TEXTO DE ANÁLISIS —
────────────────────

Raquel San Martín
LA NACION

La designación del escritor y diplomático Abel Posse como ministro de Educación porteño -cargo que asumirá mañana- despertó en el mundo educativo el repetido debate sobre la conveniencia de dar a un intelectual la responsabilidad de un cargo de gestión pública.

Ex ministros, expertos y académicos del área consultados por LA NACION se ubicaron en dos posiciones. Mientras algunos cuestionaron la falta de experiencia concreta del futuro ministro en temas educativos -y remarcaron las deficiencias estructurales de la educación en la ciudad como una urgencia-, otros consideraron positivo que un intelectual se comprometa con la cuestión pública para hacer una gestión distante de la coyuntura.

En tanto, la propuesta que más se escucha en el Ministerio de Educación porteño es colocar a Posse como cara visible en el ministerio y que la gestión cotidiana quede a cargo del mismo equipo técnico que rodeaba al ministro saliente, Mariano Narodowski, incluso con un consejo de expertos que el propio ex funcionario integraría.

“A partir de nuestras investigaciones comparativas de ministros de Educación en las provincias durante 20 años, los perfiles más apropiados para esa función son los que tienen experiencia en el sistema educativo, conocimientos y capacidad política de liderazgo”, describió a LA NACION Axel Rivas, director del área de Educación del Centro de Implementación de Políticas Públicas para la Equidad y el Crecimiento (Cippec).

“Desconozco que Posse cumpla con estos requisitos. El nombramiento no suena a primera vista acorde con nuestros registros de lo que es un buen ministro de Educación”, opinó.

Por su parte, para Jason Beech, director de la Escuela de Educación de la Universidad de San Andrés, la designación de Posse significa “no tener en cuenta la especificidad de los problemas educativos. La educación es una tarea de gestión política, pero tiene sus particularidades técnicas”, dijo.

────────────────────

Datos de detección de la disposición de documentos —
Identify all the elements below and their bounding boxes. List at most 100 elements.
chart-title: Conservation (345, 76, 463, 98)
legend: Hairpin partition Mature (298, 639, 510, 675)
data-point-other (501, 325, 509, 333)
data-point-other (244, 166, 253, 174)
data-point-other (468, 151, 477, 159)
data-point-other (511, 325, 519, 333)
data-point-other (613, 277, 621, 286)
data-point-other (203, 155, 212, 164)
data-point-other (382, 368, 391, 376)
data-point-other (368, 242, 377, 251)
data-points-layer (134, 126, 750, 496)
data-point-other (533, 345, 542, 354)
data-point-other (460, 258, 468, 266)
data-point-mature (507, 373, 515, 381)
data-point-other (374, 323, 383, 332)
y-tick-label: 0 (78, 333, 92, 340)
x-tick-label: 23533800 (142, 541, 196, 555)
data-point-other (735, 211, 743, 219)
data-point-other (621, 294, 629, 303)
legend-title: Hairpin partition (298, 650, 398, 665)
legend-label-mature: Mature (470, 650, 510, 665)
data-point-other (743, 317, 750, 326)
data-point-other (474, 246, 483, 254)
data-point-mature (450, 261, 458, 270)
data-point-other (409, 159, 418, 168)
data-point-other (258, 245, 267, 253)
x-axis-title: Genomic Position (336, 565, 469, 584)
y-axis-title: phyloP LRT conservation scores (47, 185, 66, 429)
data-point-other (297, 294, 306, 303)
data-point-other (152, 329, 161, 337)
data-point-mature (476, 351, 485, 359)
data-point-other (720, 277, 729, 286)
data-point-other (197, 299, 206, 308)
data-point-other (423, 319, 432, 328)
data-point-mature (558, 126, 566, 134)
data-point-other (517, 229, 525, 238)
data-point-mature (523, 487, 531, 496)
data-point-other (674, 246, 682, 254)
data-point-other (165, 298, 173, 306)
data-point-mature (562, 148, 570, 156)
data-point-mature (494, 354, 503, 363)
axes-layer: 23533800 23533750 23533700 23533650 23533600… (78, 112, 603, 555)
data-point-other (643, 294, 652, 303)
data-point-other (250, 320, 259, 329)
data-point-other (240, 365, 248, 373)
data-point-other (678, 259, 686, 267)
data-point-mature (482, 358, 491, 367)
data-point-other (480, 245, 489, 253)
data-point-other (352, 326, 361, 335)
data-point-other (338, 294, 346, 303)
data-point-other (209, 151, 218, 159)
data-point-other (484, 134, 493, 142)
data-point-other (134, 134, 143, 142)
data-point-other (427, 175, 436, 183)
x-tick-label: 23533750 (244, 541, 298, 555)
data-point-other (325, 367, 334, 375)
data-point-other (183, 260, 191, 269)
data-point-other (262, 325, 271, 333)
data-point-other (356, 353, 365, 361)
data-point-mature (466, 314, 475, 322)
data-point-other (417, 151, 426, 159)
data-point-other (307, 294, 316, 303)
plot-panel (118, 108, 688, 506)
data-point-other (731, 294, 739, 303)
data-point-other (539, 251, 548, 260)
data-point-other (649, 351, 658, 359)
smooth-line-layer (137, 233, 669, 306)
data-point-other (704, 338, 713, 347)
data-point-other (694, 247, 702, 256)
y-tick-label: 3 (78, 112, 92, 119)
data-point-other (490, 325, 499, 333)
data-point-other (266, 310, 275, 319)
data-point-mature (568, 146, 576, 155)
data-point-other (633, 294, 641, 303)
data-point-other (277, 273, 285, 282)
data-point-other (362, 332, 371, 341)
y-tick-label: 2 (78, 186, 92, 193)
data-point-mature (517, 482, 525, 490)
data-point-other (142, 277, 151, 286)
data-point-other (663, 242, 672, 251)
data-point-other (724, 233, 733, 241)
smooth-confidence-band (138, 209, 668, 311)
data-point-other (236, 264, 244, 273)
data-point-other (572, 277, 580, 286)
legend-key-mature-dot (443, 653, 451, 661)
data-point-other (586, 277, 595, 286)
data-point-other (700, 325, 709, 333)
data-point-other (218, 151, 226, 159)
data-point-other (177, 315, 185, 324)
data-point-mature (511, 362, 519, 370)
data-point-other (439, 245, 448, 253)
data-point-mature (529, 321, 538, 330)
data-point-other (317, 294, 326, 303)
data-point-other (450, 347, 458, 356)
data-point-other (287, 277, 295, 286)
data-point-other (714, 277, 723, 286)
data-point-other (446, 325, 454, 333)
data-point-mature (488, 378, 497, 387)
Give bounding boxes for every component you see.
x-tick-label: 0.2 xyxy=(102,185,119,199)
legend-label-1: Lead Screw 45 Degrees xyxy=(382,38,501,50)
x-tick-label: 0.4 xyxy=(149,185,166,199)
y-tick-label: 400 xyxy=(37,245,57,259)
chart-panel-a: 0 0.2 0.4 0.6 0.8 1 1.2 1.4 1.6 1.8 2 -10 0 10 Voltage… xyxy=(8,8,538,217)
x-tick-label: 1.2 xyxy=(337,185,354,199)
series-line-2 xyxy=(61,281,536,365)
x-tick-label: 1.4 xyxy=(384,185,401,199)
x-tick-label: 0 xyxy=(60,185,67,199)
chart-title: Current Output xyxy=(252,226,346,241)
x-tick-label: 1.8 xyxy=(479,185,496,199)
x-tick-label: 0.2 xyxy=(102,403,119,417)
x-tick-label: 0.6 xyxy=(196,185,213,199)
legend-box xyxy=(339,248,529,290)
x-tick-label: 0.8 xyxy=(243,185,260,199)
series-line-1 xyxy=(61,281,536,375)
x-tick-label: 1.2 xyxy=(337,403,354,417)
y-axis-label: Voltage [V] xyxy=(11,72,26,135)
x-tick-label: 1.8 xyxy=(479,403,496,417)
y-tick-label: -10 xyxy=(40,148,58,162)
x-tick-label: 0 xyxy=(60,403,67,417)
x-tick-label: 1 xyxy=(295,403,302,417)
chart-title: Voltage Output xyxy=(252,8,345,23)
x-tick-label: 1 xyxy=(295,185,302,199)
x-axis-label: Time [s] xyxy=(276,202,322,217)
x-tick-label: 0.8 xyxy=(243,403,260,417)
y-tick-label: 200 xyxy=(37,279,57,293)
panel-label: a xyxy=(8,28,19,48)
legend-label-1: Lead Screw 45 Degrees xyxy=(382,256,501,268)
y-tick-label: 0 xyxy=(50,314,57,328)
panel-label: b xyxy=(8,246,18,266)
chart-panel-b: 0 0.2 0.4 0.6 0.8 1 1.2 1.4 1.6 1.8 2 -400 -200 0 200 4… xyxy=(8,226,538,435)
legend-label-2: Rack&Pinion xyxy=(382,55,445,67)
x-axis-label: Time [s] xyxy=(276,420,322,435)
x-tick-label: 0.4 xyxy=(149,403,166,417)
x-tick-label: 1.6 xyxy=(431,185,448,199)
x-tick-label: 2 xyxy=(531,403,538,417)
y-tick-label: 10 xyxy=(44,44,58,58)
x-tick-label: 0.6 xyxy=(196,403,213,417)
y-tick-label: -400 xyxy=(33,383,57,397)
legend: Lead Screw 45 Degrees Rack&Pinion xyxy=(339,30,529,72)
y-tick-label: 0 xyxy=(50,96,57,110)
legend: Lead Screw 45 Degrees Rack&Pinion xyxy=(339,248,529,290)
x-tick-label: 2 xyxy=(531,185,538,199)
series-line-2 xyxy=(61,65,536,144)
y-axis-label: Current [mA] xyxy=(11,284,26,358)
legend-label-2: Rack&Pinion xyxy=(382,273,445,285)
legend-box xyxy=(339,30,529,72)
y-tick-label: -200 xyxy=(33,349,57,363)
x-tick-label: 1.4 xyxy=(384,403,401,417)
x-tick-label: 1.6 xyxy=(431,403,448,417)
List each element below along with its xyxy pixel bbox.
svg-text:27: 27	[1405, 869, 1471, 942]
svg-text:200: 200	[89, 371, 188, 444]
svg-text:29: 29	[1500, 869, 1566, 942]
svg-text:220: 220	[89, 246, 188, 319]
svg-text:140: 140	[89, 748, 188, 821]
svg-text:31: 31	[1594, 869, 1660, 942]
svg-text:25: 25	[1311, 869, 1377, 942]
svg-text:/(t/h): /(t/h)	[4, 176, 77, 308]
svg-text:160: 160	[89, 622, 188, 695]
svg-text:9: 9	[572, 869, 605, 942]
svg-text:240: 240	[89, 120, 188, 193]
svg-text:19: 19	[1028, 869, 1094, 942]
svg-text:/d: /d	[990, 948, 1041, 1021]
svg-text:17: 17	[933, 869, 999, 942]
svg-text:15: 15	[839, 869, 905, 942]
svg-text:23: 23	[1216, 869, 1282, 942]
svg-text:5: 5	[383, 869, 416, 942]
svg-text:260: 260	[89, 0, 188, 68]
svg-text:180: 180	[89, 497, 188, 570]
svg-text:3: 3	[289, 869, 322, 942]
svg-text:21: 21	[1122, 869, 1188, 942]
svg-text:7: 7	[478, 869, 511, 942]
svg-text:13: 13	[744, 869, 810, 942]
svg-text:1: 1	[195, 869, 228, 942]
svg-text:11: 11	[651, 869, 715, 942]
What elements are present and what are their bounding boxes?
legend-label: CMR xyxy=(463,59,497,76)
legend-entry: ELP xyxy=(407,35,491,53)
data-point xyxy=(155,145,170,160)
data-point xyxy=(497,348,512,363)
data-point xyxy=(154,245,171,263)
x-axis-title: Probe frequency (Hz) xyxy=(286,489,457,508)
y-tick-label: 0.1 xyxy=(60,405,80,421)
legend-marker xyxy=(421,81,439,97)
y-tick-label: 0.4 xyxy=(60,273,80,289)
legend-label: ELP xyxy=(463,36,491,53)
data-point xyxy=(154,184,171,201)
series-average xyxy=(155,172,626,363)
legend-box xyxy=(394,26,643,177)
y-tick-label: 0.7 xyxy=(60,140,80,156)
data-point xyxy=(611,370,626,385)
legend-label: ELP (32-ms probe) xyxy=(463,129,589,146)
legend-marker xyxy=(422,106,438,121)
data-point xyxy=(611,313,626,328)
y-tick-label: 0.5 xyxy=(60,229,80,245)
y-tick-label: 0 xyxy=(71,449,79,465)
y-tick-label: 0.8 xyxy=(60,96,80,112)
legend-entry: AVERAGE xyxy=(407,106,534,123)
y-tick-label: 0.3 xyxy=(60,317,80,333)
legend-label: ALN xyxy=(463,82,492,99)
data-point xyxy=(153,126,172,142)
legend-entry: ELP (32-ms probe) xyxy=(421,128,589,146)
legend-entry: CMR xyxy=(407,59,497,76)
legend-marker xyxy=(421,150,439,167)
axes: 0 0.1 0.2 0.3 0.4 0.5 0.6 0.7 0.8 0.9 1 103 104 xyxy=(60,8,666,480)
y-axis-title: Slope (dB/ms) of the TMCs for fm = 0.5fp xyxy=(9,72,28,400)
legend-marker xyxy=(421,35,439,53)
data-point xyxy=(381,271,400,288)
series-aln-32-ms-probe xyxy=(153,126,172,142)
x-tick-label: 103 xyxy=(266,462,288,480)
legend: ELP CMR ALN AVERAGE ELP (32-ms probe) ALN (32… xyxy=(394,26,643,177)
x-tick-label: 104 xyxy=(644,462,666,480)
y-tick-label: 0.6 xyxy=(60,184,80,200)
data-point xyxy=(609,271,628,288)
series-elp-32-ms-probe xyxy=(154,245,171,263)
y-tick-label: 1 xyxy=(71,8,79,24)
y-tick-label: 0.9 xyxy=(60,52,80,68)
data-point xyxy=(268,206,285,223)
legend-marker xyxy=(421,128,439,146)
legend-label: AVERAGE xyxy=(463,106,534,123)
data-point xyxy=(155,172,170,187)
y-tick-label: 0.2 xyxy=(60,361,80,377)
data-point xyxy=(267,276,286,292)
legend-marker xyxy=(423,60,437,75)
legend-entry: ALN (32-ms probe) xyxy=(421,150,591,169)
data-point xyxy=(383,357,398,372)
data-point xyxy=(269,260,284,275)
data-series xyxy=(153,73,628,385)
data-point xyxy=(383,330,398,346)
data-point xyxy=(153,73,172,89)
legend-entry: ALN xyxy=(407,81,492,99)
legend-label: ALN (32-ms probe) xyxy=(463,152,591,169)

────────────────────

TAREA —
Transcribe íntegro y literal el artículo sobre la designación de Abel Posse como ministro de Educación porteño.

SOLUCIÓN —
Raquel San Martín
LA NACION

La designación del escritor y diplomático Abel Posse como ministro de Educación porteño -cargo que asumirá mañana- despertó en el mundo educativo el repetido debate sobre la conveniencia de dar a un intelectual la responsabilidad de un cargo de gestión pública.

Ex ministros, expertos y académicos del área consultados por LA NACION se ubicaron en dos posiciones. Mientras algunos cuestionaron la falta de experiencia concreta del futuro ministro en temas educativos -y remarcaron las deficiencias estructurales de la educación en la ciudad como una urgencia-, otros consideraron positivo que un intelectual se comprometa con la cuestión pública para hacer una gestión distante de la coyuntura.

En tanto, la propuesta que más se escucha en el Ministerio de Educación porteño es colocar a Posse como cara visible en el ministerio y que la gestión cotidiana quede a cargo del mismo equipo técnico que rodeaba al ministro saliente, Mariano Narodowski, incluso con un consejo de expertos que el propio ex funcionario integraría.

“A partir de nuestras investigaciones comparativas de ministros de Educación en las provincias durante 20 años, los perfiles más apropiados para esa función son los que tienen experiencia en el sistema educativo, conocimientos y capacidad política de liderazgo”, describió a LA NACION Axel Rivas, director del área de Educación del Centro de Implementación de Políticas Públicas para la Equidad y el Crecimiento (Cippec).

“Desconozco que Posse cumpla con estos requisitos. El nombramiento no suena a primera vista acorde con nuestros registros de lo que es un buen ministro de Educación”, opinó.

Por su parte, para Jason Beech, director de la Escuela de Educación de la Universidad de San Andrés, la designación de Posse significa “no tener en cuenta la especificidad de los problemas educativos. La educación es una tarea de gestión política, pero tiene sus particularidades técnicas”, dijo.